╭─ Input data
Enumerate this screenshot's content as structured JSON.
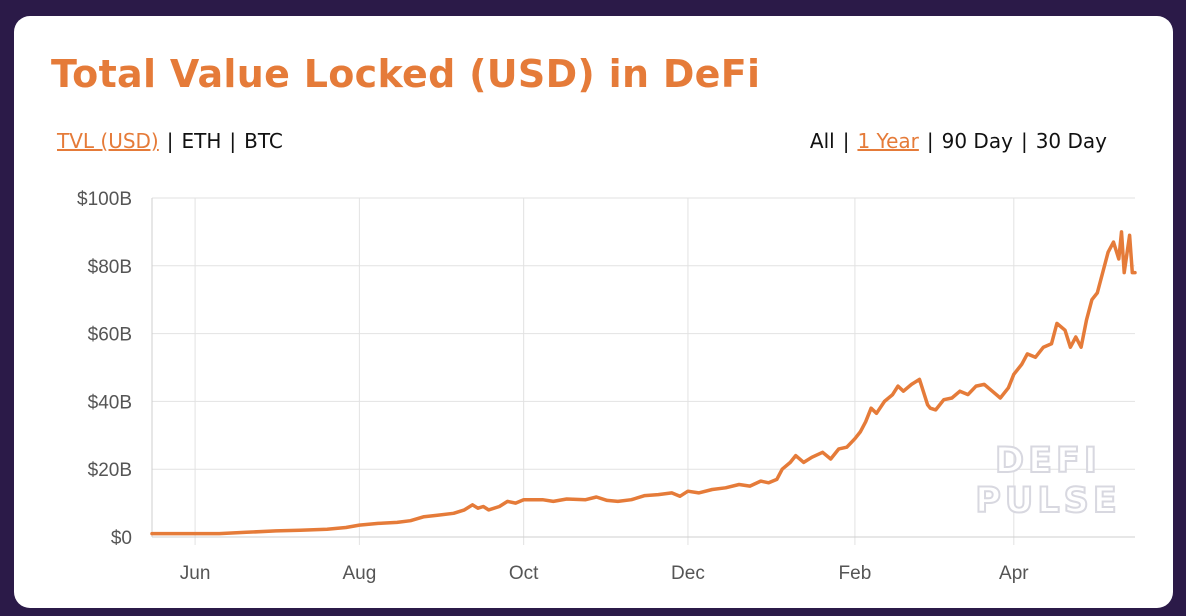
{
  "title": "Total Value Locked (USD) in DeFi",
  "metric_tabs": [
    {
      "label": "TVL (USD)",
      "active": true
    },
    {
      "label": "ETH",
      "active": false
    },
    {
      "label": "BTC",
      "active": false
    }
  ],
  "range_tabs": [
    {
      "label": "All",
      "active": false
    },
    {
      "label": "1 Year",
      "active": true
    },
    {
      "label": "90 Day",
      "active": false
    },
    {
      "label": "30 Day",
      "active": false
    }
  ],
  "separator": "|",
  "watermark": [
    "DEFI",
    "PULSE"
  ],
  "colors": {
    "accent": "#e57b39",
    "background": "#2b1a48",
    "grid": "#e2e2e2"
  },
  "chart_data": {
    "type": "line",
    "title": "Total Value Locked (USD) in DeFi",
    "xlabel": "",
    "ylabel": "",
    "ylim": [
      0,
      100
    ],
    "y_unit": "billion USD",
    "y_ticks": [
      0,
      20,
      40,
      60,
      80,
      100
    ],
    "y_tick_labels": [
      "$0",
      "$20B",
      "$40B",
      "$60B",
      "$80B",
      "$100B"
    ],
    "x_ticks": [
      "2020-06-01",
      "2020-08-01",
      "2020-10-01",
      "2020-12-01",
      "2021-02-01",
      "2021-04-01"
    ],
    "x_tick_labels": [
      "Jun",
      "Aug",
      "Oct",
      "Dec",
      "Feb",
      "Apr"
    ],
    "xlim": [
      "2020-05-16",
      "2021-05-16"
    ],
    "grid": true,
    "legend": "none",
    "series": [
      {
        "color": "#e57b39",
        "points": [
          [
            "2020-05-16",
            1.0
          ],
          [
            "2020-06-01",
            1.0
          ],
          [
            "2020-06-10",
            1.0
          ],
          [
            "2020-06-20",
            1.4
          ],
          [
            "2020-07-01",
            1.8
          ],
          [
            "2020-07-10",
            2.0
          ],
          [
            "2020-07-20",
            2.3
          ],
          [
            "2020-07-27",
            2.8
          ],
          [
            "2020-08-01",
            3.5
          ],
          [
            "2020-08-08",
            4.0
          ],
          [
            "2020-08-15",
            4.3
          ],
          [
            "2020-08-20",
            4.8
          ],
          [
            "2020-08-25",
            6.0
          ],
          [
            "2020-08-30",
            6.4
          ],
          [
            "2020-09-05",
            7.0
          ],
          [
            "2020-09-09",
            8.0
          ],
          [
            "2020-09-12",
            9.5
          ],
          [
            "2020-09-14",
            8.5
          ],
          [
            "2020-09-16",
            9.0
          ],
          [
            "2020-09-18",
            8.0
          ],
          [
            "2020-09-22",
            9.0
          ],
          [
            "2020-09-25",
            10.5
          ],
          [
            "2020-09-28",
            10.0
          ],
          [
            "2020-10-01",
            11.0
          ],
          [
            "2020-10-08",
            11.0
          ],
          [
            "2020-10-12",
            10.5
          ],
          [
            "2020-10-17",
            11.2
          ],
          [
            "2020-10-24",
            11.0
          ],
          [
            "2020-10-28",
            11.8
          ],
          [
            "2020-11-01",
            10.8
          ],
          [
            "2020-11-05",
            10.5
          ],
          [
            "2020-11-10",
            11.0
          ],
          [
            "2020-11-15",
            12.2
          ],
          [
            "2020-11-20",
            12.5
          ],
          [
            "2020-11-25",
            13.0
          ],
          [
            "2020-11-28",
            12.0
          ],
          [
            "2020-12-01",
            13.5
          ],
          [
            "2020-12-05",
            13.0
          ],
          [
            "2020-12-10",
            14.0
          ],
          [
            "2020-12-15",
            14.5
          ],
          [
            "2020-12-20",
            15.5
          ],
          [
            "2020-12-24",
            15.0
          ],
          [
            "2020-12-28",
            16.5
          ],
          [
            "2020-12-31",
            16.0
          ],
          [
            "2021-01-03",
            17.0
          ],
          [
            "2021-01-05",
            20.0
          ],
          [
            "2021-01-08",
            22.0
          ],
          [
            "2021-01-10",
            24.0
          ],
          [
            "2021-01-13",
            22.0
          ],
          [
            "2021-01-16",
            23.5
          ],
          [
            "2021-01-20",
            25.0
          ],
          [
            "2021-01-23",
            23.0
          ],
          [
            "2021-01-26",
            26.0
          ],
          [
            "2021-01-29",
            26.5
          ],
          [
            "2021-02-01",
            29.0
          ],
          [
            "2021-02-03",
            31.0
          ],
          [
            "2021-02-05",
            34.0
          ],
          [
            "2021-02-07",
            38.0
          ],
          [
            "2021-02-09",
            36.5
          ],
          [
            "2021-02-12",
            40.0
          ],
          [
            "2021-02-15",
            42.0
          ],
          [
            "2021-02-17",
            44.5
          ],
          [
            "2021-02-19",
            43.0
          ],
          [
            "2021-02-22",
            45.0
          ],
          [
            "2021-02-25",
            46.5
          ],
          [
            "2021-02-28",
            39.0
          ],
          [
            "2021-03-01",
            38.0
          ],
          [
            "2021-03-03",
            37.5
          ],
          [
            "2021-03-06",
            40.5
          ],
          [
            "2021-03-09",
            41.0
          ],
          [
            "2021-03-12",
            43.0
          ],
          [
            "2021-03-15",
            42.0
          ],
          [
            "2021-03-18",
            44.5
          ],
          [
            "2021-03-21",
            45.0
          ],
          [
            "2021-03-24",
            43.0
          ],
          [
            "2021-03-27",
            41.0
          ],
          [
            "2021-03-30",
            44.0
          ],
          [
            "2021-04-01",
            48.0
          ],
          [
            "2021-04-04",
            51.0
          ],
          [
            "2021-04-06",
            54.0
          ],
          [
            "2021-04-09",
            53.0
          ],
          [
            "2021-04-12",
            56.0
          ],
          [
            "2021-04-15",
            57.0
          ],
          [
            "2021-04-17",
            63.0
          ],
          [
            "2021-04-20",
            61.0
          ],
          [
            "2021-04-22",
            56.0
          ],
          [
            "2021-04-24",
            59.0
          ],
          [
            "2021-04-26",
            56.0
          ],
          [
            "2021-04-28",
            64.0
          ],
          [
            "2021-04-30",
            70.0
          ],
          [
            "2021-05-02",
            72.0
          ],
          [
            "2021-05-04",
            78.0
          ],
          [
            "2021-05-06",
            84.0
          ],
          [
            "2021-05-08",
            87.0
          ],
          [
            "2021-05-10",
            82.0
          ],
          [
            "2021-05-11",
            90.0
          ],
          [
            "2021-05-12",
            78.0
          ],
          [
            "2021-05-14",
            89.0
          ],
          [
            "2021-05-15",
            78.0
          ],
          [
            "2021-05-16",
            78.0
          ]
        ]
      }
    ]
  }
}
╰─
▶ [Request] Transcribe every line from the records above without alteration, and leave out the images.

▶ [Answer]
Enumerate this screenshot's content as structured JSON.
{
  "title": "Total Value Locked (USD) in DeFi",
  "metric_tabs": [
    {
      "label": "TVL (USD)",
      "active": true
    },
    {
      "label": "ETH",
      "active": false
    },
    {
      "label": "BTC",
      "active": false
    }
  ],
  "range_tabs": [
    {
      "label": "All",
      "active": false
    },
    {
      "label": "1 Year",
      "active": true
    },
    {
      "label": "90 Day",
      "active": false
    },
    {
      "label": "30 Day",
      "active": false
    }
  ],
  "separator": "|",
  "watermark": [
    "DEFI",
    "PULSE"
  ],
  "colors": {
    "accent": "#e57b39",
    "background": "#2b1a48",
    "grid": "#e2e2e2"
  },
  "chart_data": {
    "type": "line",
    "title": "Total Value Locked (USD) in DeFi",
    "xlabel": "",
    "ylabel": "",
    "ylim": [
      0,
      100
    ],
    "y_unit": "billion USD",
    "y_ticks": [
      0,
      20,
      40,
      60,
      80,
      100
    ],
    "y_tick_labels": [
      "$0",
      "$20B",
      "$40B",
      "$60B",
      "$80B",
      "$100B"
    ],
    "x_ticks": [
      "2020-06-01",
      "2020-08-01",
      "2020-10-01",
      "2020-12-01",
      "2021-02-01",
      "2021-04-01"
    ],
    "x_tick_labels": [
      "Jun",
      "Aug",
      "Oct",
      "Dec",
      "Feb",
      "Apr"
    ],
    "xlim": [
      "2020-05-16",
      "2021-05-16"
    ],
    "grid": true,
    "legend": "none",
    "series": [
      {
        "color": "#e57b39",
        "points": [
          [
            "2020-05-16",
            1.0
          ],
          [
            "2020-06-01",
            1.0
          ],
          [
            "2020-06-10",
            1.0
          ],
          [
            "2020-06-20",
            1.4
          ],
          [
            "2020-07-01",
            1.8
          ],
          [
            "2020-07-10",
            2.0
          ],
          [
            "2020-07-20",
            2.3
          ],
          [
            "2020-07-27",
            2.8
          ],
          [
            "2020-08-01",
            3.5
          ],
          [
            "2020-08-08",
            4.0
          ],
          [
            "2020-08-15",
            4.3
          ],
          [
            "2020-08-20",
            4.8
          ],
          [
            "2020-08-25",
            6.0
          ],
          [
            "2020-08-30",
            6.4
          ],
          [
            "2020-09-05",
            7.0
          ],
          [
            "2020-09-09",
            8.0
          ],
          [
            "2020-09-12",
            9.5
          ],
          [
            "2020-09-14",
            8.5
          ],
          [
            "2020-09-16",
            9.0
          ],
          [
            "2020-09-18",
            8.0
          ],
          [
            "2020-09-22",
            9.0
          ],
          [
            "2020-09-25",
            10.5
          ],
          [
            "2020-09-28",
            10.0
          ],
          [
            "2020-10-01",
            11.0
          ],
          [
            "2020-10-08",
            11.0
          ],
          [
            "2020-10-12",
            10.5
          ],
          [
            "2020-10-17",
            11.2
          ],
          [
            "2020-10-24",
            11.0
          ],
          [
            "2020-10-28",
            11.8
          ],
          [
            "2020-11-01",
            10.8
          ],
          [
            "2020-11-05",
            10.5
          ],
          [
            "2020-11-10",
            11.0
          ],
          [
            "2020-11-15",
            12.2
          ],
          [
            "2020-11-20",
            12.5
          ],
          [
            "2020-11-25",
            13.0
          ],
          [
            "2020-11-28",
            12.0
          ],
          [
            "2020-12-01",
            13.5
          ],
          [
            "2020-12-05",
            13.0
          ],
          [
            "2020-12-10",
            14.0
          ],
          [
            "2020-12-15",
            14.5
          ],
          [
            "2020-12-20",
            15.5
          ],
          [
            "2020-12-24",
            15.0
          ],
          [
            "2020-12-28",
            16.5
          ],
          [
            "2020-12-31",
            16.0
          ],
          [
            "2021-01-03",
            17.0
          ],
          [
            "2021-01-05",
            20.0
          ],
          [
            "2021-01-08",
            22.0
          ],
          [
            "2021-01-10",
            24.0
          ],
          [
            "2021-01-13",
            22.0
          ],
          [
            "2021-01-16",
            23.5
          ],
          [
            "2021-01-20",
            25.0
          ],
          [
            "2021-01-23",
            23.0
          ],
          [
            "2021-01-26",
            26.0
          ],
          [
            "2021-01-29",
            26.5
          ],
          [
            "2021-02-01",
            29.0
          ],
          [
            "2021-02-03",
            31.0
          ],
          [
            "2021-02-05",
            34.0
          ],
          [
            "2021-02-07",
            38.0
          ],
          [
            "2021-02-09",
            36.5
          ],
          [
            "2021-02-12",
            40.0
          ],
          [
            "2021-02-15",
            42.0
          ],
          [
            "2021-02-17",
            44.5
          ],
          [
            "2021-02-19",
            43.0
          ],
          [
            "2021-02-22",
            45.0
          ],
          [
            "2021-02-25",
            46.5
          ],
          [
            "2021-02-28",
            39.0
          ],
          [
            "2021-03-01",
            38.0
          ],
          [
            "2021-03-03",
            37.5
          ],
          [
            "2021-03-06",
            40.5
          ],
          [
            "2021-03-09",
            41.0
          ],
          [
            "2021-03-12",
            43.0
          ],
          [
            "2021-03-15",
            42.0
          ],
          [
            "2021-03-18",
            44.5
          ],
          [
            "2021-03-21",
            45.0
          ],
          [
            "2021-03-24",
            43.0
          ],
          [
            "2021-03-27",
            41.0
          ],
          [
            "2021-03-30",
            44.0
          ],
          [
            "2021-04-01",
            48.0
          ],
          [
            "2021-04-04",
            51.0
          ],
          [
            "2021-04-06",
            54.0
          ],
          [
            "2021-04-09",
            53.0
          ],
          [
            "2021-04-12",
            56.0
          ],
          [
            "2021-04-15",
            57.0
          ],
          [
            "2021-04-17",
            63.0
          ],
          [
            "2021-04-20",
            61.0
          ],
          [
            "2021-04-22",
            56.0
          ],
          [
            "2021-04-24",
            59.0
          ],
          [
            "2021-04-26",
            56.0
          ],
          [
            "2021-04-28",
            64.0
          ],
          [
            "2021-04-30",
            70.0
          ],
          [
            "2021-05-02",
            72.0
          ],
          [
            "2021-05-04",
            78.0
          ],
          [
            "2021-05-06",
            84.0
          ],
          [
            "2021-05-08",
            87.0
          ],
          [
            "2021-05-10",
            82.0
          ],
          [
            "2021-05-11",
            90.0
          ],
          [
            "2021-05-12",
            78.0
          ],
          [
            "2021-05-14",
            89.0
          ],
          [
            "2021-05-15",
            78.0
          ],
          [
            "2021-05-16",
            78.0
          ]
        ]
      }
    ]
  }
}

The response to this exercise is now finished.